» Task to carry out:
Read the records below and copy each line that contains "sıfır".

++++

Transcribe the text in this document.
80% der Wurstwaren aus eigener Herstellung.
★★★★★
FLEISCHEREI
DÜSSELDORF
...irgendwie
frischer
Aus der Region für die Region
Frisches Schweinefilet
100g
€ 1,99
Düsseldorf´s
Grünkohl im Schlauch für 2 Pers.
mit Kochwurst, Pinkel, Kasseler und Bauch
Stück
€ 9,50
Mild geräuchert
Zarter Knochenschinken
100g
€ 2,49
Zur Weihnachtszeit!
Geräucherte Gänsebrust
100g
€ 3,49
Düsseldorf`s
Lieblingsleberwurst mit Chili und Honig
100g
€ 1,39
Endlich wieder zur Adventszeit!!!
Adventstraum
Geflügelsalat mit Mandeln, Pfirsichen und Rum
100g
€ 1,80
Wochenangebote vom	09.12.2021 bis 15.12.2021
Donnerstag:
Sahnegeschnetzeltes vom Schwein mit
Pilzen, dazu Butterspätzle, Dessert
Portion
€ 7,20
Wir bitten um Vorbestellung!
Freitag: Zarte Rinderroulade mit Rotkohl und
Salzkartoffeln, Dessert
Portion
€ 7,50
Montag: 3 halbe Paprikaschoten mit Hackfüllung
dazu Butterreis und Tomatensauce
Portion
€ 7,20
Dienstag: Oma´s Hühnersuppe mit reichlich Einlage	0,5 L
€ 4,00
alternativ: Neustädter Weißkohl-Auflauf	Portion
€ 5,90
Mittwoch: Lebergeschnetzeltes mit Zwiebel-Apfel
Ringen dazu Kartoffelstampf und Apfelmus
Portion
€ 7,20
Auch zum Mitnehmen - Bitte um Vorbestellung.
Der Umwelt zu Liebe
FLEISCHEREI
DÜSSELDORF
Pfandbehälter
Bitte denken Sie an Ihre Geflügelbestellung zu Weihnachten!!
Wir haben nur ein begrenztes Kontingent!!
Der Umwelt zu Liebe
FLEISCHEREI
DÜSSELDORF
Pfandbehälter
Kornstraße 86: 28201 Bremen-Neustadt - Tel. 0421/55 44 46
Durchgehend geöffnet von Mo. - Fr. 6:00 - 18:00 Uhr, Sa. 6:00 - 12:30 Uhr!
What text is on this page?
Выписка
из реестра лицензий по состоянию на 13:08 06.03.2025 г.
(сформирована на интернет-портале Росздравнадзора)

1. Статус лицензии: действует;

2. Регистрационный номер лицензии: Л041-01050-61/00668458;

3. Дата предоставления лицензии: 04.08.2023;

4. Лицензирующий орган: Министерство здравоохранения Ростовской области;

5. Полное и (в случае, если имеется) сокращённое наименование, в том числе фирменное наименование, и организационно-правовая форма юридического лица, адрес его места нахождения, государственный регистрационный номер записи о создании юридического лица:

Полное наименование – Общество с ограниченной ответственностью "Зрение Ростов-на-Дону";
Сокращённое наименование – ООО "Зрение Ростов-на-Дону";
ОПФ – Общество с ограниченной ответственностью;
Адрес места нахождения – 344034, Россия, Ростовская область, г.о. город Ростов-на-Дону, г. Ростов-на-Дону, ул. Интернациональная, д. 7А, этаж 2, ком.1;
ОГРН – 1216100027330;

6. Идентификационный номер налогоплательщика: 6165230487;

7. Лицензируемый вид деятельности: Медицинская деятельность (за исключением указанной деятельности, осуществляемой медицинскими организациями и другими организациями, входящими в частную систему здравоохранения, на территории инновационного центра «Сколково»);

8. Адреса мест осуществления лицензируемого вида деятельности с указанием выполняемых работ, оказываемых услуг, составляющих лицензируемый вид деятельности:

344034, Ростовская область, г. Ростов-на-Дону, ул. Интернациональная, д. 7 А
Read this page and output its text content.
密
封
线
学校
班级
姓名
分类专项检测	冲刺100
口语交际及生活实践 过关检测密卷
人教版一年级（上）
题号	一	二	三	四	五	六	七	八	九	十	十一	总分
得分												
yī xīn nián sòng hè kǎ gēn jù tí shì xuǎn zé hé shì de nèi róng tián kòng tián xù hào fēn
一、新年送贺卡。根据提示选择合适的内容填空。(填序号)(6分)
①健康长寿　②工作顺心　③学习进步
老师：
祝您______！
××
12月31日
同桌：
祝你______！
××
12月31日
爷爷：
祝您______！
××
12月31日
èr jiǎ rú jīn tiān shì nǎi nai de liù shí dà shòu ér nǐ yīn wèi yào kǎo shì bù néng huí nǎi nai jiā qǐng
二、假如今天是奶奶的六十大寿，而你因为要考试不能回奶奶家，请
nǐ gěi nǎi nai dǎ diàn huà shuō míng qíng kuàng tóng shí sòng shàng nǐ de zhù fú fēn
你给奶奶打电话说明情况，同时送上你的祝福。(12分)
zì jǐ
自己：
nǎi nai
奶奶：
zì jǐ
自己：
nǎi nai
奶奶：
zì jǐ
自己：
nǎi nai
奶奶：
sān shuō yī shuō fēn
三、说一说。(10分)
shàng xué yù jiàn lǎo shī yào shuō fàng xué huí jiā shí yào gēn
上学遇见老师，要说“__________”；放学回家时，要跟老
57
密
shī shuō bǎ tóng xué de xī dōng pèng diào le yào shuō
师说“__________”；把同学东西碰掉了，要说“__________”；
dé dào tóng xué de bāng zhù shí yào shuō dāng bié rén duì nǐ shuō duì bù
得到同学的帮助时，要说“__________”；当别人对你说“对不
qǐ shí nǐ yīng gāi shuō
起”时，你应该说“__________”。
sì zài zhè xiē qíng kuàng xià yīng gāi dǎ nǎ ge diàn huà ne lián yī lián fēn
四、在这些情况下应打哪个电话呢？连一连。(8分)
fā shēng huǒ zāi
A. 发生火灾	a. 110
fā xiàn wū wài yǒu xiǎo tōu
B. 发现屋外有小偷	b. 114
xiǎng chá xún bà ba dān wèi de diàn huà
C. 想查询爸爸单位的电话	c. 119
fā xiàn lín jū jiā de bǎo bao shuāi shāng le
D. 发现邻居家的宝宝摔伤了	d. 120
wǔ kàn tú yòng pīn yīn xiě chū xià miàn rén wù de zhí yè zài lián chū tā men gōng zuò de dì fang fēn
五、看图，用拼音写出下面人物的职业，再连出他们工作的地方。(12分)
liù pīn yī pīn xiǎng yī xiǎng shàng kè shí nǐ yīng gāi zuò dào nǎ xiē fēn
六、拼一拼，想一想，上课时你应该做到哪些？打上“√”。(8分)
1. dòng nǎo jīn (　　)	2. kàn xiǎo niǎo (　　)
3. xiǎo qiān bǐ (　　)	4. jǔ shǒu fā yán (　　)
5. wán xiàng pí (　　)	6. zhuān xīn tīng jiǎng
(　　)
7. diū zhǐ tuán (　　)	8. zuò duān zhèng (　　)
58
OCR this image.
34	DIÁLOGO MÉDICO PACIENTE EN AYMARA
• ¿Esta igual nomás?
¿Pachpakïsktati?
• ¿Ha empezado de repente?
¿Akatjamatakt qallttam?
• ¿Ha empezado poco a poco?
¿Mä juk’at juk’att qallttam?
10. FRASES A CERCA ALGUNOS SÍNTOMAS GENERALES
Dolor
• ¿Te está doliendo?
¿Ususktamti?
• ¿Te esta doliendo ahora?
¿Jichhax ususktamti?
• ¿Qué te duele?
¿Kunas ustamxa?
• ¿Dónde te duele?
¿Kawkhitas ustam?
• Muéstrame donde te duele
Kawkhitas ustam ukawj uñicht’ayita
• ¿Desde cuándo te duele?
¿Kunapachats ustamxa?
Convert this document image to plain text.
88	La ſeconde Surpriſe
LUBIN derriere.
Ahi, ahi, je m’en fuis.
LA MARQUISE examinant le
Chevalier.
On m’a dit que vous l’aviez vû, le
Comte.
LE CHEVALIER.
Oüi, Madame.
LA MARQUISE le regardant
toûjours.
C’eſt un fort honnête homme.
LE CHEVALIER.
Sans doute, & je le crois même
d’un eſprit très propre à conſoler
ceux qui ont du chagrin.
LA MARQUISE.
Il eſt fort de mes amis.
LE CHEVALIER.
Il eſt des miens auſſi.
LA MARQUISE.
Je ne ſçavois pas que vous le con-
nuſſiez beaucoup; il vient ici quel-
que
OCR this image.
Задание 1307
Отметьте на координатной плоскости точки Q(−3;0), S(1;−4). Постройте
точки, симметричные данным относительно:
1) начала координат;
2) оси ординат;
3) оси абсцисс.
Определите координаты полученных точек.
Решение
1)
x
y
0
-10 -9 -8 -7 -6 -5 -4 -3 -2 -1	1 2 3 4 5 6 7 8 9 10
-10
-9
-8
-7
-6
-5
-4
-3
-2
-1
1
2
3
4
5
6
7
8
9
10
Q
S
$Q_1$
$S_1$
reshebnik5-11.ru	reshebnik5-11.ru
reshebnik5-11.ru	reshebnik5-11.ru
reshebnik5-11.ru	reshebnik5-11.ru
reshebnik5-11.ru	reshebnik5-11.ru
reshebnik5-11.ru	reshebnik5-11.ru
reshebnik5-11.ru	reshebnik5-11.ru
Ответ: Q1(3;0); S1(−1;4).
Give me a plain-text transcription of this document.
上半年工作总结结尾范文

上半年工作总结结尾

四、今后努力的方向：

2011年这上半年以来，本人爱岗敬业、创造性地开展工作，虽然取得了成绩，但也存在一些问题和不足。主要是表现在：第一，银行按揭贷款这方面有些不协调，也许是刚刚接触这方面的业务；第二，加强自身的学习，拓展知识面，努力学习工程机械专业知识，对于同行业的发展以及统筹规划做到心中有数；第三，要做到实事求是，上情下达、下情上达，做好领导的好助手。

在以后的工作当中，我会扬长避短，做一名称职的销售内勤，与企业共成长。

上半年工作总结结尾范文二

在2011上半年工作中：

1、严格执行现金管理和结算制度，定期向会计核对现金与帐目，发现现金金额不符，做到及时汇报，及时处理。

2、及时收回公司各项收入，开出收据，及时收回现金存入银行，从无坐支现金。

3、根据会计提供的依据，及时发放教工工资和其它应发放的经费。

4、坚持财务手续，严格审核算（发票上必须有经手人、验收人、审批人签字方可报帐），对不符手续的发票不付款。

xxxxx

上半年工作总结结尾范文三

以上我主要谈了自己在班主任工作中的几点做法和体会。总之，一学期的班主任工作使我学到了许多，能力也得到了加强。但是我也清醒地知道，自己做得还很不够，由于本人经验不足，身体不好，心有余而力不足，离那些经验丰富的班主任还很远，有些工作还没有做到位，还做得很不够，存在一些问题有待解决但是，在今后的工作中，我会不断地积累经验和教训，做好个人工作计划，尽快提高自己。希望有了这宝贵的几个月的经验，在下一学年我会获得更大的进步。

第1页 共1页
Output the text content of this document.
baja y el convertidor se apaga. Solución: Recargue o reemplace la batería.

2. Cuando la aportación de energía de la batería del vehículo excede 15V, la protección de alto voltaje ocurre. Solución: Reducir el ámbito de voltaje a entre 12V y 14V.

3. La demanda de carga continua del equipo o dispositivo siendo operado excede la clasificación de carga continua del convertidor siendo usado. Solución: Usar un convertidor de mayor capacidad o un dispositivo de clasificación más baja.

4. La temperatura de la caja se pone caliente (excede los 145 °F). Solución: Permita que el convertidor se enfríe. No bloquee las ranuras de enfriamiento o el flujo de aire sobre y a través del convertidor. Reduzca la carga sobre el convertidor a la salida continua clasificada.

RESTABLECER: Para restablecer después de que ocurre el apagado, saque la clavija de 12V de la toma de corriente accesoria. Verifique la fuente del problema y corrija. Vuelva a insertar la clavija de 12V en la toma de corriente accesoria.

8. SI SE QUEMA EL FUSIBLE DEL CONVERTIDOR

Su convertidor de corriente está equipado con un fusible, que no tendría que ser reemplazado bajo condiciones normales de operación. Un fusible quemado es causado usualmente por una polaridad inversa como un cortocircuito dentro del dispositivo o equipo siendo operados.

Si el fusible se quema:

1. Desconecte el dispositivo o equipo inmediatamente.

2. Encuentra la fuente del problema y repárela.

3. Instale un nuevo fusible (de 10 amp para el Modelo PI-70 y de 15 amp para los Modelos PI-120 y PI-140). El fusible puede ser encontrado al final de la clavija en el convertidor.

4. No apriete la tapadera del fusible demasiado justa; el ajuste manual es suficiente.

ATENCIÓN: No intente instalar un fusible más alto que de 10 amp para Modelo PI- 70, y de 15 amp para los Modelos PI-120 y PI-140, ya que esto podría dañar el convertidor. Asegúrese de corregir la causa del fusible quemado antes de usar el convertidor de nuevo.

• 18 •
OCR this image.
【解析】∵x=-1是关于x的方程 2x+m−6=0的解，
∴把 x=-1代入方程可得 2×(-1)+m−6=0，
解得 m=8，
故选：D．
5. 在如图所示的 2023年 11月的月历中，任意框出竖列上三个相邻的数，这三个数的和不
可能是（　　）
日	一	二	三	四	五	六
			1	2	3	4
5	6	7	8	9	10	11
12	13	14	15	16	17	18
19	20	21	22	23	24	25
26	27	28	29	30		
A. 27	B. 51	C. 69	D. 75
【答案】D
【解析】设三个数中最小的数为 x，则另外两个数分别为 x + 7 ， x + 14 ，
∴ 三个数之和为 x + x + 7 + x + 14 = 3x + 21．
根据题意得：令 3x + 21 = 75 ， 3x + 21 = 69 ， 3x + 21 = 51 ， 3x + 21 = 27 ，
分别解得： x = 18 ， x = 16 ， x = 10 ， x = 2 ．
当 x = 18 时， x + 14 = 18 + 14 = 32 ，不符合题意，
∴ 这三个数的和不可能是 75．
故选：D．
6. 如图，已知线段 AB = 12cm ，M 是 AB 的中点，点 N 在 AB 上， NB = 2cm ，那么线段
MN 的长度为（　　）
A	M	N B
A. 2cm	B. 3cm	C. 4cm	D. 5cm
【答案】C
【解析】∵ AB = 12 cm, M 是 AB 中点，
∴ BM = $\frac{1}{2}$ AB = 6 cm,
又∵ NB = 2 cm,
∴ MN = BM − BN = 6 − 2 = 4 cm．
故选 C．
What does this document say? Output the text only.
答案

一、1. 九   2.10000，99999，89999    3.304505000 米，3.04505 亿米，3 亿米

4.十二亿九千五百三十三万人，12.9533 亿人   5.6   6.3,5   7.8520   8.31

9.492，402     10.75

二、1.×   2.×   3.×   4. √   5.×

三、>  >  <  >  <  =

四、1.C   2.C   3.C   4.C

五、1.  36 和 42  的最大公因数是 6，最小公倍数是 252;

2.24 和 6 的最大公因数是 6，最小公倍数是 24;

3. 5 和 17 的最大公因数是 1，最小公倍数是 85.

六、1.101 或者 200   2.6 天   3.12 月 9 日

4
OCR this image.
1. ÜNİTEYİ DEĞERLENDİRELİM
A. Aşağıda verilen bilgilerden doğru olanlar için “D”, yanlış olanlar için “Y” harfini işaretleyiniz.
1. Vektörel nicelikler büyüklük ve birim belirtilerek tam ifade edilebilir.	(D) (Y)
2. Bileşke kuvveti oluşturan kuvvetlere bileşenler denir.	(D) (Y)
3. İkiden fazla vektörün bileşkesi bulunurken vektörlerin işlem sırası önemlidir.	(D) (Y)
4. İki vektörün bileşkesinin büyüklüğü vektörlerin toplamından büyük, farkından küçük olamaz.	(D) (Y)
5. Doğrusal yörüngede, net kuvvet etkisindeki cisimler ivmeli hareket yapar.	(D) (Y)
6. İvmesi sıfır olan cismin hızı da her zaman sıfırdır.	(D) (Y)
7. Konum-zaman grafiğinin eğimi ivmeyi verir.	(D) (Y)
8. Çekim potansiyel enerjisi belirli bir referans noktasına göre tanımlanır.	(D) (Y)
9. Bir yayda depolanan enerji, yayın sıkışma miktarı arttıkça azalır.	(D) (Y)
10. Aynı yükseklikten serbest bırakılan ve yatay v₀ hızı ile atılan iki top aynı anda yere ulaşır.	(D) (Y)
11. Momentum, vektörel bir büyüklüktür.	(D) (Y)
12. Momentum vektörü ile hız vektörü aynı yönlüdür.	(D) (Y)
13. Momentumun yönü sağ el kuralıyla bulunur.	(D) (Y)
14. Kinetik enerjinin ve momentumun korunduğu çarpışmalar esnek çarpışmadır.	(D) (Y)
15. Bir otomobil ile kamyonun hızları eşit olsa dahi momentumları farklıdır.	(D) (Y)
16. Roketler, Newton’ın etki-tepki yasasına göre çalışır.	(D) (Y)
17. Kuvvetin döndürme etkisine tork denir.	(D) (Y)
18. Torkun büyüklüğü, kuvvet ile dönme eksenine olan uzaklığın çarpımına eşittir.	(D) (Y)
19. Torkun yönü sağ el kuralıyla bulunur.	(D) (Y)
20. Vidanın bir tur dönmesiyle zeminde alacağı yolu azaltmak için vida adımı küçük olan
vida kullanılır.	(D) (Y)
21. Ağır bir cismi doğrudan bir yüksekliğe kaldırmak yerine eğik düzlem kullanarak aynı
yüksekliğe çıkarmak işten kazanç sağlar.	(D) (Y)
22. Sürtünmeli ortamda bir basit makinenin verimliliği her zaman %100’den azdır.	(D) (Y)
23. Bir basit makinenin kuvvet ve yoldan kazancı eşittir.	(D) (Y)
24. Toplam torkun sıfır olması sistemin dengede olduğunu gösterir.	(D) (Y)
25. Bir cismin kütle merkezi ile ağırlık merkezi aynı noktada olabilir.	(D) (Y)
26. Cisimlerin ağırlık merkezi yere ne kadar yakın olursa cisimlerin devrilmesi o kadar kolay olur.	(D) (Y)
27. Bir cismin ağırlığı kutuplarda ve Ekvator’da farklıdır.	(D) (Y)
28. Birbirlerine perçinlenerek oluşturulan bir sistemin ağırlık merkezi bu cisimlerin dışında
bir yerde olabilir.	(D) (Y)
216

++++

» Solution:
6. İvmesi sıfır olan cismin hızı da her zaman sıfırdır.	(D) (Y)
24. Toplam torkun sıfır olması sistemin dengede olduğunu gösterir.	(D) (Y)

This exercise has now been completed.